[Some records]
▼

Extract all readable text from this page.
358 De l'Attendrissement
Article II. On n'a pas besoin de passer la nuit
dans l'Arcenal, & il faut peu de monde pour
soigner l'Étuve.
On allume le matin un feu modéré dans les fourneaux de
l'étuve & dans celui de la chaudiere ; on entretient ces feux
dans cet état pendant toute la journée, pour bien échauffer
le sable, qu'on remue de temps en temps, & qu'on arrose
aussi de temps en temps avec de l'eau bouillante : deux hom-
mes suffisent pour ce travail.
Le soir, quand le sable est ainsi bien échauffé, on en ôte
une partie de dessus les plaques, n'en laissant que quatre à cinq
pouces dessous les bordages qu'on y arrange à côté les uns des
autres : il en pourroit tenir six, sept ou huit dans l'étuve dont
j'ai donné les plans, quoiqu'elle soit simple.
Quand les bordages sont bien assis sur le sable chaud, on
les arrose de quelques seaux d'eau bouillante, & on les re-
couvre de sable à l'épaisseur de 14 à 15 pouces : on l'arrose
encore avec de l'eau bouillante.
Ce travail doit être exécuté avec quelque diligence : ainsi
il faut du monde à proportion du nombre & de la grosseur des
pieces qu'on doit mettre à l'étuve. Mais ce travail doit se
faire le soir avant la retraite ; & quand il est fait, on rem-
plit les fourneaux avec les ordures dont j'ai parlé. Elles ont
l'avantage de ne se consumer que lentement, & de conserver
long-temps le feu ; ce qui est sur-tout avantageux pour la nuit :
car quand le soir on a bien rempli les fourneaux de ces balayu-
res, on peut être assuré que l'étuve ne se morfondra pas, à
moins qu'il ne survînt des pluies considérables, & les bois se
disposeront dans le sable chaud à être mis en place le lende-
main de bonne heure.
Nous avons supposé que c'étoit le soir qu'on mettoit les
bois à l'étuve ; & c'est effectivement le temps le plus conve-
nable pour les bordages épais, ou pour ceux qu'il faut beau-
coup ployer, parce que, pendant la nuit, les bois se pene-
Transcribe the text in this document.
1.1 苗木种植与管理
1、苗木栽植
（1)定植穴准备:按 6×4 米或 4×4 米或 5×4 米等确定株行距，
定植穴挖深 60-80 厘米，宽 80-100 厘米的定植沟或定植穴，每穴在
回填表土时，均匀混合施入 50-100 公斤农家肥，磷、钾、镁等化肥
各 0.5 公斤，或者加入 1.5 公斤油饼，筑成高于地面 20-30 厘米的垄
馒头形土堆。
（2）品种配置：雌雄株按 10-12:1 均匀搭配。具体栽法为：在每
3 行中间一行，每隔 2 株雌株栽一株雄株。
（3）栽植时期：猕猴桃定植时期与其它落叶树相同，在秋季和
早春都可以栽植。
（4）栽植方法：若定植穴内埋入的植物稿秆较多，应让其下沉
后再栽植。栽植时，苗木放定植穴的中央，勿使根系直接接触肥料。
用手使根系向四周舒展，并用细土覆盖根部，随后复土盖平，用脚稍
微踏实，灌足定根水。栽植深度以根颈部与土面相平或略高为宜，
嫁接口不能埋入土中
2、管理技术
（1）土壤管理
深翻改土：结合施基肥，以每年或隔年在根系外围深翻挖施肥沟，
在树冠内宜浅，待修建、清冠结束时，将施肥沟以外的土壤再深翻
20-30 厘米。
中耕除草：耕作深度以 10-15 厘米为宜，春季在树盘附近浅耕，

▲

### Aim
Restate every line of the data word for word.

### Answer below
Extract all readable text from this page.
358 De l'Attendrissement
Article II. On n'a pas besoin de passer la nuit
dans l'Arcenal, & il faut peu de monde pour
soigner l'Étuve.
On allume le matin un feu modéré dans les fourneaux de
l'étuve & dans celui de la chaudiere ; on entretient ces feux
dans cet état pendant toute la journée, pour bien échauffer
le sable, qu'on remue de temps en temps, & qu'on arrose
aussi de temps en temps avec de l'eau bouillante : deux hom-
mes suffisent pour ce travail.
Le soir, quand le sable est ainsi bien échauffé, on en ôte
une partie de dessus les plaques, n'en laissant que quatre à cinq
pouces dessous les bordages qu'on y arrange à côté les uns des
autres : il en pourroit tenir six, sept ou huit dans l'étuve dont
j'ai donné les plans, quoiqu'elle soit simple.
Quand les bordages sont bien assis sur le sable chaud, on
les arrose de quelques seaux d'eau bouillante, & on les re-
couvre de sable à l'épaisseur de 14 à 15 pouces : on l'arrose
encore avec de l'eau bouillante.
Ce travail doit être exécuté avec quelque diligence : ainsi
il faut du monde à proportion du nombre & de la grosseur des
pieces qu'on doit mettre à l'étuve. Mais ce travail doit se
faire le soir avant la retraite ; & quand il est fait, on rem-
plit les fourneaux avec les ordures dont j'ai parlé. Elles ont
l'avantage de ne se consumer que lentement, & de conserver
long-temps le feu ; ce qui est sur-tout avantageux pour la nuit :
car quand le soir on a bien rempli les fourneaux de ces balayu-
res, on peut être assuré que l'étuve ne se morfondra pas, à
moins qu'il ne survînt des pluies considérables, & les bois se
disposeront dans le sable chaud à être mis en place le lende-
main de bonne heure.
Nous avons supposé que c'étoit le soir qu'on mettoit les
bois à l'étuve ; & c'est effectivement le temps le plus conve-
nable pour les bordages épais, ou pour ceux qu'il faut beau-
coup ployer, parce que, pendant la nuit, les bois se pene-
Transcribe the text in this document.
1.1 苗木种植与管理
1、苗木栽植
（1)定植穴准备:按 6×4 米或 4×4 米或 5×4 米等确定株行距，
定植穴挖深 60-80 厘米，宽 80-100 厘米的定植沟或定植穴，每穴在
回填表土时，均匀混合施入 50-100 公斤农家肥，磷、钾、镁等化肥
各 0.5 公斤，或者加入 1.5 公斤油饼，筑成高于地面 20-30 厘米的垄
馒头形土堆。
（2）品种配置：雌雄株按 10-12:1 均匀搭配。具体栽法为：在每
3 行中间一行，每隔 2 株雌株栽一株雄株。
（3）栽植时期：猕猴桃定植时期与其它落叶树相同，在秋季和
早春都可以栽植。
（4）栽植方法：若定植穴内埋入的植物稿秆较多，应让其下沉
后再栽植。栽植时，苗木放定植穴的中央，勿使根系直接接触肥料。
用手使根系向四周舒展，并用细土覆盖根部，随后复土盖平，用脚稍
微踏实，灌足定根水。栽植深度以根颈部与土面相平或略高为宜，
嫁接口不能埋入土中
2、管理技术
（1）土壤管理
深翻改土：结合施基肥，以每年或隔年在根系外围深翻挖施肥沟，
在树冠内宜浅，待修建、清冠结束时，将施肥沟以外的土壤再深翻
20-30 厘米。
中耕除草：耕作深度以 10-15 厘米为宜，春季在树盘附近浅耕，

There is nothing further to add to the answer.